Recorded data:

______

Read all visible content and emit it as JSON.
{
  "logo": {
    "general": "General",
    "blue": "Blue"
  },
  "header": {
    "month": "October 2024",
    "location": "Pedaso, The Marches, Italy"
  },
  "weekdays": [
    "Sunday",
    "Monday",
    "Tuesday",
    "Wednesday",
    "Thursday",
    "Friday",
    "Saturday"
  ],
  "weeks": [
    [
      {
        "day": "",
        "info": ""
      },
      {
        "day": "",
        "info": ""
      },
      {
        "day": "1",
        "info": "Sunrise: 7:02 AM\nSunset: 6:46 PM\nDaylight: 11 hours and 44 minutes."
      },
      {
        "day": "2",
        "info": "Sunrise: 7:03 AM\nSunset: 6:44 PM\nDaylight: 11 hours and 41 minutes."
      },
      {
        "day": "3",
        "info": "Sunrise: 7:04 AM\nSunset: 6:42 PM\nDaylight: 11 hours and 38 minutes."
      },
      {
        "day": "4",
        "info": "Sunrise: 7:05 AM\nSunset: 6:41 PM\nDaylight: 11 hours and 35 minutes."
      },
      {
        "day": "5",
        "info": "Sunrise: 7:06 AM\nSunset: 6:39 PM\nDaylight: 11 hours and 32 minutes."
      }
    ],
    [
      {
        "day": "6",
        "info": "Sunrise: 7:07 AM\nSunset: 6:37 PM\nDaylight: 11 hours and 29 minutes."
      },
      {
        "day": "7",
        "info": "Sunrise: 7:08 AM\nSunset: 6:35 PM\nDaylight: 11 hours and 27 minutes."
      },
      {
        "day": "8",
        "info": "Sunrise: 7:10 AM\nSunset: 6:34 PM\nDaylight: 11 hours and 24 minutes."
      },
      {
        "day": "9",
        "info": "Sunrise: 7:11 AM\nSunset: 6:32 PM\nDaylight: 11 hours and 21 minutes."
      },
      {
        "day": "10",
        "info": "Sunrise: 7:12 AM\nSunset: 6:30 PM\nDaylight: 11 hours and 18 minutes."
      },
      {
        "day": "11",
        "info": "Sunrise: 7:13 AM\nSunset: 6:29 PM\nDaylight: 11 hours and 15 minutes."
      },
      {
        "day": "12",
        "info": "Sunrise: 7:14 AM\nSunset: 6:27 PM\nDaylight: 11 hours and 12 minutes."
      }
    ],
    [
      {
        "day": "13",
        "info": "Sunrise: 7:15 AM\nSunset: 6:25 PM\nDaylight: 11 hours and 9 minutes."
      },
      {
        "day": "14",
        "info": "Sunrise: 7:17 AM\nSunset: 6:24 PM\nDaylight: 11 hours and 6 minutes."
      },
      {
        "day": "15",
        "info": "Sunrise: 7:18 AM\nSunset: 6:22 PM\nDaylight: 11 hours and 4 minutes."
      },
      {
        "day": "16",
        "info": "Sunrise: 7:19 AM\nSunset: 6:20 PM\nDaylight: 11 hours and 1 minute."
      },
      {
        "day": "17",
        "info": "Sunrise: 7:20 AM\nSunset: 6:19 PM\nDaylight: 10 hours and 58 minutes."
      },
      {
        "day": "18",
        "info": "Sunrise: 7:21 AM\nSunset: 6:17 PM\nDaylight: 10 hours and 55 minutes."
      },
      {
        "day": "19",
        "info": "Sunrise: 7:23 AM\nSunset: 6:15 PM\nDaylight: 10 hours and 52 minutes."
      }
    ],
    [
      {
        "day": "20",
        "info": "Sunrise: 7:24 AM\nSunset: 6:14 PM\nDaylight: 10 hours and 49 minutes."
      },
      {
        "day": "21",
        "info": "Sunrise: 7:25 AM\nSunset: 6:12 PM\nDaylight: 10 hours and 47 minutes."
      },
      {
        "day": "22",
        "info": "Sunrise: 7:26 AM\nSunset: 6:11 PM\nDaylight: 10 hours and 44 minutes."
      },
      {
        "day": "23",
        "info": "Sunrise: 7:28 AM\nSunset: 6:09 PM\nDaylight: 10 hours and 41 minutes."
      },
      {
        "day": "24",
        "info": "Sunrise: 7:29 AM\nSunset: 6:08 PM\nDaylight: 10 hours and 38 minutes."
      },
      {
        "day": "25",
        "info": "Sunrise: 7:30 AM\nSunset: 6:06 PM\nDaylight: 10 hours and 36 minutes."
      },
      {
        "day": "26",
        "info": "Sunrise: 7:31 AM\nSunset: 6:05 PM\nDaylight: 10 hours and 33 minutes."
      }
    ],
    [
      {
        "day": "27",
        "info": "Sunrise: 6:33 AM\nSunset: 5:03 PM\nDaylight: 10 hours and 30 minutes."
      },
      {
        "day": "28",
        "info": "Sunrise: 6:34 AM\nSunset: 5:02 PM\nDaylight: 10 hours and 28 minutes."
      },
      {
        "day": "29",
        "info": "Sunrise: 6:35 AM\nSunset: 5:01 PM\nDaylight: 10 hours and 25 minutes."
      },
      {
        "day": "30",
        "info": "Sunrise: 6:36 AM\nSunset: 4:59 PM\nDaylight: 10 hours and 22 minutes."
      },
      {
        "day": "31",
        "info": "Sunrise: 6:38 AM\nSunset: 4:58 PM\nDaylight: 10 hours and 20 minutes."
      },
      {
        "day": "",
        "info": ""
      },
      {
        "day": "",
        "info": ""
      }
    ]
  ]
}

______

Task statement: Return every entry verbatim.

Task result:
Read all visible content and emit it as JSON.
{
  "logo": {
    "general": "General",
    "blue": "Blue"
  },
  "header": {
    "month": "October 2024",
    "location": "Pedaso, The Marches, Italy"
  },
  "weekdays": [
    "Sunday",
    "Monday",
    "Tuesday",
    "Wednesday",
    "Thursday",
    "Friday",
    "Saturday"
  ],
  "weeks": [
    [
      {
        "day": "",
        "info": ""
      },
      {
        "day": "",
        "info": ""
      },
      {
        "day": "1",
        "info": "Sunrise: 7:02 AM\nSunset: 6:46 PM\nDaylight: 11 hours and 44 minutes."
      },
      {
        "day": "2",
        "info": "Sunrise: 7:03 AM\nSunset: 6:44 PM\nDaylight: 11 hours and 41 minutes."
      },
      {
        "day": "3",
        "info": "Sunrise: 7:04 AM\nSunset: 6:42 PM\nDaylight: 11 hours and 38 minutes."
      },
      {
        "day": "4",
        "info": "Sunrise: 7:05 AM\nSunset: 6:41 PM\nDaylight: 11 hours and 35 minutes."
      },
      {
        "day": "5",
        "info": "Sunrise: 7:06 AM\nSunset: 6:39 PM\nDaylight: 11 hours and 32 minutes."
      }
    ],
    [
      {
        "day": "6",
        "info": "Sunrise: 7:07 AM\nSunset: 6:37 PM\nDaylight: 11 hours and 29 minutes."
      },
      {
        "day": "7",
        "info": "Sunrise: 7:08 AM\nSunset: 6:35 PM\nDaylight: 11 hours and 27 minutes."
      },
      {
        "day": "8",
        "info": "Sunrise: 7:10 AM\nSunset: 6:34 PM\nDaylight: 11 hours and 24 minutes."
      },
      {
        "day": "9",
        "info": "Sunrise: 7:11 AM\nSunset: 6:32 PM\nDaylight: 11 hours and 21 minutes."
      },
      {
        "day": "10",
        "info": "Sunrise: 7:12 AM\nSunset: 6:30 PM\nDaylight: 11 hours and 18 minutes."
      },
      {
        "day": "11",
        "info": "Sunrise: 7:13 AM\nSunset: 6:29 PM\nDaylight: 11 hours and 15 minutes."
      },
      {
        "day": "12",
        "info": "Sunrise: 7:14 AM\nSunset: 6:27 PM\nDaylight: 11 hours and 12 minutes."
      }
    ],
    [
      {
        "day": "13",
        "info": "Sunrise: 7:15 AM\nSunset: 6:25 PM\nDaylight: 11 hours and 9 minutes."
      },
      {
        "day": "14",
        "info": "Sunrise: 7:17 AM\nSunset: 6:24 PM\nDaylight: 11 hours and 6 minutes."
      },
      {
        "day": "15",
        "info": "Sunrise: 7:18 AM\nSunset: 6:22 PM\nDaylight: 11 hours and 4 minutes."
      },
      {
        "day": "16",
        "info": "Sunrise: 7:19 AM\nSunset: 6:20 PM\nDaylight: 11 hours and 1 minute."
      },
      {
        "day": "17",
        "info": "Sunrise: 7:20 AM\nSunset: 6:19 PM\nDaylight: 10 hours and 58 minutes."
      },
      {
        "day": "18",
        "info": "Sunrise: 7:21 AM\nSunset: 6:17 PM\nDaylight: 10 hours and 55 minutes."
      },
      {
        "day": "19",
        "info": "Sunrise: 7:23 AM\nSunset: 6:15 PM\nDaylight: 10 hours and 52 minutes."
      }
    ],
    [
      {
        "day": "20",
        "info": "Sunrise: 7:24 AM\nSunset: 6:14 PM\nDaylight: 10 hours and 49 minutes."
      },
      {
        "day": "21",
        "info": "Sunrise: 7:25 AM\nSunset: 6:12 PM\nDaylight: 10 hours and 47 minutes."
      },
      {
        "day": "22",
        "info": "Sunrise: 7:26 AM\nSunset: 6:11 PM\nDaylight: 10 hours and 44 minutes."
      },
      {
        "day": "23",
        "info": "Sunrise: 7:28 AM\nSunset: 6:09 PM\nDaylight: 10 hours and 41 minutes."
      },
      {
        "day": "24",
        "info": "Sunrise: 7:29 AM\nSunset: 6:08 PM\nDaylight: 10 hours and 38 minutes."
      },
      {
        "day": "25",
        "info": "Sunrise: 7:30 AM\nSunset: 6:06 PM\nDaylight: 10 hours and 36 minutes."
      },
      {
        "day": "26",
        "info": "Sunrise: 7:31 AM\nSunset: 6:05 PM\nDaylight: 10 hours and 33 minutes."
      }
    ],
    [
      {
        "day": "27",
        "info": "Sunrise: 6:33 AM\nSunset: 5:03 PM\nDaylight: 10 hours and 30 minutes."
      },
      {
        "day": "28",
        "info": "Sunrise: 6:34 AM\nSunset: 5:02 PM\nDaylight: 10 hours and 28 minutes."
      },
      {
        "day": "29",
        "info": "Sunrise: 6:35 AM\nSunset: 5:01 PM\nDaylight: 10 hours and 25 minutes."
      },
      {
        "day": "30",
        "info": "Sunrise: 6:36 AM\nSunset: 4:59 PM\nDaylight: 10 hours and 22 minutes."
      },
      {
        "day": "31",
        "info": "Sunrise: 6:38 AM\nSunset: 4:58 PM\nDaylight: 10 hours and 20 minutes."
      },
      {
        "day": "",
        "info": ""
      },
      {
        "day": "",
        "info": ""
      }
    ]
  ]
}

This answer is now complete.